- AIM: Would you write out the entries below, every one of them, exactly?

- RECORDS TO USE:

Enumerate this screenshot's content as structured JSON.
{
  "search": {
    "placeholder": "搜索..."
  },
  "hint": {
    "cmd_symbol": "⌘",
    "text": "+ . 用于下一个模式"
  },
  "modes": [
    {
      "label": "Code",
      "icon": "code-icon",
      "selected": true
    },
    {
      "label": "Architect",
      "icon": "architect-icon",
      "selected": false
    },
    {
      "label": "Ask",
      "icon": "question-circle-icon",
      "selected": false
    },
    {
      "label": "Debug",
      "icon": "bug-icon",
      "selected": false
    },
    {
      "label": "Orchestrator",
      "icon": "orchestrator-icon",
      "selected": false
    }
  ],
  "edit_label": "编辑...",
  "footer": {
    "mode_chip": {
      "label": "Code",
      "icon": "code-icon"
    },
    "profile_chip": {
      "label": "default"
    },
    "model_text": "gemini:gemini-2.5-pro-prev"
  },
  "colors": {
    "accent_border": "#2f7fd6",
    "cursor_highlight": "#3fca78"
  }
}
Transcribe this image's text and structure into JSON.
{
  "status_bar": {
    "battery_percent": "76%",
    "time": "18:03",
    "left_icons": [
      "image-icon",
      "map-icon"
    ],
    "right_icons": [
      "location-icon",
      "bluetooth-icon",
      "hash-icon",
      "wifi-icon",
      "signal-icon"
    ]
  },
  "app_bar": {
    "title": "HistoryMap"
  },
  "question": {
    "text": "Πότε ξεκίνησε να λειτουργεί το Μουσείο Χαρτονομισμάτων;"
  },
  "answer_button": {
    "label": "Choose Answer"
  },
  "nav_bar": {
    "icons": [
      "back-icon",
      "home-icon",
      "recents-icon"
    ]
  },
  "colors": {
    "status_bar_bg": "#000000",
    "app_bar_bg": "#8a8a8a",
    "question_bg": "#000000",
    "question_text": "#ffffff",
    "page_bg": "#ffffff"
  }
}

- THE ANSWER:
Enumerate this screenshot's content as structured JSON.
{
  "search": {
    "placeholder": "搜索..."
  },
  "hint": {
    "cmd_symbol": "⌘",
    "text": "+ . 用于下一个模式"
  },
  "modes": [
    {
      "label": "Code",
      "icon": "code-icon",
      "selected": true
    },
    {
      "label": "Architect",
      "icon": "architect-icon",
      "selected": false
    },
    {
      "label": "Ask",
      "icon": "question-circle-icon",
      "selected": false
    },
    {
      "label": "Debug",
      "icon": "bug-icon",
      "selected": false
    },
    {
      "label": "Orchestrator",
      "icon": "orchestrator-icon",
      "selected": false
    }
  ],
  "edit_label": "编辑...",
  "footer": {
    "mode_chip": {
      "label": "Code",
      "icon": "code-icon"
    },
    "profile_chip": {
      "label": "default"
    },
    "model_text": "gemini:gemini-2.5-pro-prev"
  },
  "colors": {
    "accent_border": "#2f7fd6",
    "cursor_highlight": "#3fca78"
  }
}
Transcribe this image's text and structure into JSON.
{
  "status_bar": {
    "battery_percent": "76%",
    "time": "18:03",
    "left_icons": [
      "image-icon",
      "map-icon"
    ],
    "right_icons": [
      "location-icon",
      "bluetooth-icon",
      "hash-icon",
      "wifi-icon",
      "signal-icon"
    ]
  },
  "app_bar": {
    "title": "HistoryMap"
  },
  "question": {
    "text": "Πότε ξεκίνησε να λειτουργεί το Μουσείο Χαρτονομισμάτων;"
  },
  "answer_button": {
    "label": "Choose Answer"
  },
  "nav_bar": {
    "icons": [
      "back-icon",
      "home-icon",
      "recents-icon"
    ]
  },
  "colors": {
    "status_bar_bg": "#000000",
    "app_bar_bg": "#8a8a8a",
    "question_bg": "#000000",
    "question_text": "#ffffff",
    "page_bg": "#ffffff"
  }
}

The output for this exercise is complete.